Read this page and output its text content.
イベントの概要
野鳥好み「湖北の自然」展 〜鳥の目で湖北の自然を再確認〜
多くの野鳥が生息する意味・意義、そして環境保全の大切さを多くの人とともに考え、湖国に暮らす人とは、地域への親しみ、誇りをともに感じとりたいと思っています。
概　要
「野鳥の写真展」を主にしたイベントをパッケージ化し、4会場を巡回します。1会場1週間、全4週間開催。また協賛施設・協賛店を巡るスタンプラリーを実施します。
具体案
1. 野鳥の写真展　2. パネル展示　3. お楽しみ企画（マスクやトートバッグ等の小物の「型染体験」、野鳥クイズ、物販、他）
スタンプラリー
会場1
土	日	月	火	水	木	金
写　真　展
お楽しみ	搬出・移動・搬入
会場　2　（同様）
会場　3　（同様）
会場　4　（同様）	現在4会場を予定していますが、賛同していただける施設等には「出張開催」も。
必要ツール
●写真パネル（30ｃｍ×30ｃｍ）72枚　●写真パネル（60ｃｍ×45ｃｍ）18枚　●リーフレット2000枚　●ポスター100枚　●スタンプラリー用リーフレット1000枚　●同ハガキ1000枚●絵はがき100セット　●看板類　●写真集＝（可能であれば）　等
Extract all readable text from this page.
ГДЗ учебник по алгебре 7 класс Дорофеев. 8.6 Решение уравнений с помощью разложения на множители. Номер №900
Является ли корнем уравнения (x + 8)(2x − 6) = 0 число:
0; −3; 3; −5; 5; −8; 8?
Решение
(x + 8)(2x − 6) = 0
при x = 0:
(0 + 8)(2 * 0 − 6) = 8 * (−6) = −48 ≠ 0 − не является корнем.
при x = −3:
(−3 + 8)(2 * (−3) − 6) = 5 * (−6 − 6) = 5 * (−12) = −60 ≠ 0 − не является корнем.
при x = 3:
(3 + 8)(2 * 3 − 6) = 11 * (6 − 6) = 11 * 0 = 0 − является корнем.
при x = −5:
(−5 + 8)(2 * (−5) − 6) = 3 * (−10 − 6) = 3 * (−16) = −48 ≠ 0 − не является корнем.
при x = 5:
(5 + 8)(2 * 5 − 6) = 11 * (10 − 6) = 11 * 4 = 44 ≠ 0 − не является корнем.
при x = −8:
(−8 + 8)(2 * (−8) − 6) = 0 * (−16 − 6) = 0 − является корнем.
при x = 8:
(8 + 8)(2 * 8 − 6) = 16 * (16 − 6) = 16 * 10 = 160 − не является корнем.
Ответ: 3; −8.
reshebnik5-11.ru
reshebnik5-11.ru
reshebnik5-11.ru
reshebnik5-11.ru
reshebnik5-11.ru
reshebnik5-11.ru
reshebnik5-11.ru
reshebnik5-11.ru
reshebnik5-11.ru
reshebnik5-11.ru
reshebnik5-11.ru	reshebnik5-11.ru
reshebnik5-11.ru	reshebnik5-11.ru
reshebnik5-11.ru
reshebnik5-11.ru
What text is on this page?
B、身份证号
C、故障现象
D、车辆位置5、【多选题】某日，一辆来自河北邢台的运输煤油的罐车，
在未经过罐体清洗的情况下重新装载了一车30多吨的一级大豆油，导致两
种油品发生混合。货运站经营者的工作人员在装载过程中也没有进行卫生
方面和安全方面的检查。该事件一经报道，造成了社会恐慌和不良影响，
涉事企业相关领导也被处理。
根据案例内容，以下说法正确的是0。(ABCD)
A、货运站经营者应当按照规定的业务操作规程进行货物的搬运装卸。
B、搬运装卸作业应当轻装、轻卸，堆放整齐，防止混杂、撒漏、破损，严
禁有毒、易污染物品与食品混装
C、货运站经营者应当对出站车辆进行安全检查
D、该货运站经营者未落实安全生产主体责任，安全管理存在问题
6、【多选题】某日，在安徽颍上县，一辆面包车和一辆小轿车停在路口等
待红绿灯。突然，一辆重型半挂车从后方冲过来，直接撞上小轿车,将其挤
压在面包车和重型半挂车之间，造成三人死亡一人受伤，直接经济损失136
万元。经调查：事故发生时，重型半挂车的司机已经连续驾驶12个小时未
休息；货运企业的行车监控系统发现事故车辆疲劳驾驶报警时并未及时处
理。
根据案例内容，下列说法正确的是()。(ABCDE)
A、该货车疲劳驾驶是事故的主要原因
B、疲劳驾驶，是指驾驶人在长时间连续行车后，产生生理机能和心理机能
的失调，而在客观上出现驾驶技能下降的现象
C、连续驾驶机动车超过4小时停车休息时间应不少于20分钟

Work required
Begin with the line that contains "What text is on this page?" and quote each line after it exactly, stopping after the last line of the data.

Task solution
What text is on this page?
B、身份证号
C、故障现象
D、车辆位置5、【多选题】某日，一辆来自河北邢台的运输煤油的罐车，
在未经过罐体清洗的情况下重新装载了一车30多吨的一级大豆油，导致两
种油品发生混合。货运站经营者的工作人员在装载过程中也没有进行卫生
方面和安全方面的检查。该事件一经报道，造成了社会恐慌和不良影响，
涉事企业相关领导也被处理。
根据案例内容，以下说法正确的是0。(ABCD)
A、货运站经营者应当按照规定的业务操作规程进行货物的搬运装卸。
B、搬运装卸作业应当轻装、轻卸，堆放整齐，防止混杂、撒漏、破损，严
禁有毒、易污染物品与食品混装
C、货运站经营者应当对出站车辆进行安全检查
D、该货运站经营者未落实安全生产主体责任，安全管理存在问题
6、【多选题】某日，在安徽颍上县，一辆面包车和一辆小轿车停在路口等
待红绿灯。突然，一辆重型半挂车从后方冲过来，直接撞上小轿车,将其挤
压在面包车和重型半挂车之间，造成三人死亡一人受伤，直接经济损失136
万元。经调查：事故发生时，重型半挂车的司机已经连续驾驶12个小时未
休息；货运企业的行车监控系统发现事故车辆疲劳驾驶报警时并未及时处
理。
根据案例内容，下列说法正确的是()。(ABCDE)
A、该货车疲劳驾驶是事故的主要原因
B、疲劳驾驶，是指驾驶人在长时间连续行车后，产生生理机能和心理机能
的失调，而在客观上出现驾驶技能下降的现象
C、连续驾驶机动车超过4小时停车休息时间应不少于20分钟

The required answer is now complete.